— start of Supplied data —

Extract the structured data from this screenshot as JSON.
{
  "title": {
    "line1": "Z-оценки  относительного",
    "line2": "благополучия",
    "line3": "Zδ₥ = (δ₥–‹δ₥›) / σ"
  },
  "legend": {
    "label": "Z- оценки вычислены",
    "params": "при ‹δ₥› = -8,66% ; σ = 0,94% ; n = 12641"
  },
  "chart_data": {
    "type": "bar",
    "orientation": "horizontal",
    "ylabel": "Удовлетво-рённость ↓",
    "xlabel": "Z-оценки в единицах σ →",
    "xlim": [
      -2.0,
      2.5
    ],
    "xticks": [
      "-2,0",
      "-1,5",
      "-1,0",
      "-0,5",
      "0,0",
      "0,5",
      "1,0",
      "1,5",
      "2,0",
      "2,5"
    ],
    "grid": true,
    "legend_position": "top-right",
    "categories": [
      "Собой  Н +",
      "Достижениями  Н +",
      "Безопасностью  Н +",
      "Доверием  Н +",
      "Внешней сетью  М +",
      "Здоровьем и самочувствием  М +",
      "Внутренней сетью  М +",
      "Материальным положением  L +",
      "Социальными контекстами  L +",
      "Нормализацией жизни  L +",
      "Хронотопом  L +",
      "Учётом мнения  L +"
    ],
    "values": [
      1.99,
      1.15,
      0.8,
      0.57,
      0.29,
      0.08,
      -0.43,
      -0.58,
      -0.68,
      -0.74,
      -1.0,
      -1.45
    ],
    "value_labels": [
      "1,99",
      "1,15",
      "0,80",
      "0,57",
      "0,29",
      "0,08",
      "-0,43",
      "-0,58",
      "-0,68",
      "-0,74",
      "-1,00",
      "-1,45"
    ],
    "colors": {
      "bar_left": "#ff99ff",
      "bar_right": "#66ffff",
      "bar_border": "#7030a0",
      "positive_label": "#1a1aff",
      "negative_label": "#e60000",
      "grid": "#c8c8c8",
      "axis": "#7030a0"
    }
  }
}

— end of Supplied data —

### Given task
Work out how many lines in the records above contain the word "оценки", and reply with that number alone.

### Exercise solution
3